◆ EXERCISE ◆
Write the listing below out again exactly, dropping the images.

(Dataset rows)
----------
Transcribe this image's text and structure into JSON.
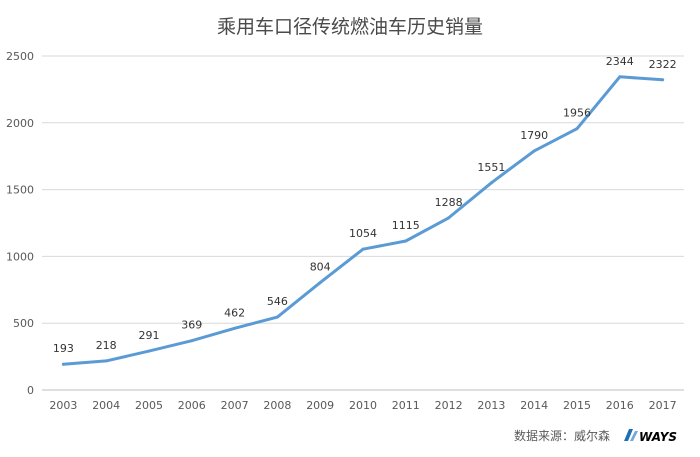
{
  "chart_data": {
    "type": "line",
    "title": "乘用车口径传统燃油车历史销量",
    "xlabel": "",
    "ylabel": "",
    "categories": [
      "2003",
      "2004",
      "2005",
      "2006",
      "2007",
      "2008",
      "2009",
      "2010",
      "2011",
      "2012",
      "2013",
      "2014",
      "2015",
      "2016",
      "2017"
    ],
    "series": [
      {
        "values": [
          193,
          218,
          291,
          369,
          462,
          546,
          804,
          1054,
          1115,
          1288,
          1551,
          1790,
          1956,
          2344,
          2322
        ]
      }
    ],
    "y_ticks": [
      "0",
      "500",
      "1000",
      "1500",
      "2000",
      "2500"
    ],
    "ylim": [
      0,
      2500
    ],
    "grid": true,
    "data_labels": true,
    "legend": "none",
    "line_color": "#5b9bd5"
  },
  "footer": {
    "source_text": "数据来源：威尔森",
    "logo_text": "WAYS",
    "logo_color": "#1f6fb5"
  }
}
----------
◆ OUTPUT FOR THIS TASK ◆
Transcribe this image's text and structure into JSON.
{
  "chart_data": {
    "type": "line",
    "title": "乘用车口径传统燃油车历史销量",
    "xlabel": "",
    "ylabel": "",
    "categories": [
      "2003",
      "2004",
      "2005",
      "2006",
      "2007",
      "2008",
      "2009",
      "2010",
      "2011",
      "2012",
      "2013",
      "2014",
      "2015",
      "2016",
      "2017"
    ],
    "series": [
      {
        "values": [
          193,
          218,
          291,
          369,
          462,
          546,
          804,
          1054,
          1115,
          1288,
          1551,
          1790,
          1956,
          2344,
          2322
        ]
      }
    ],
    "y_ticks": [
      "0",
      "500",
      "1000",
      "1500",
      "2000",
      "2500"
    ],
    "ylim": [
      0,
      2500
    ],
    "grid": true,
    "data_labels": true,
    "legend": "none",
    "line_color": "#5b9bd5"
  },
  "footer": {
    "source_text": "数据来源：威尔森",
    "logo_text": "WAYS",
    "logo_color": "#1f6fb5"
  }
}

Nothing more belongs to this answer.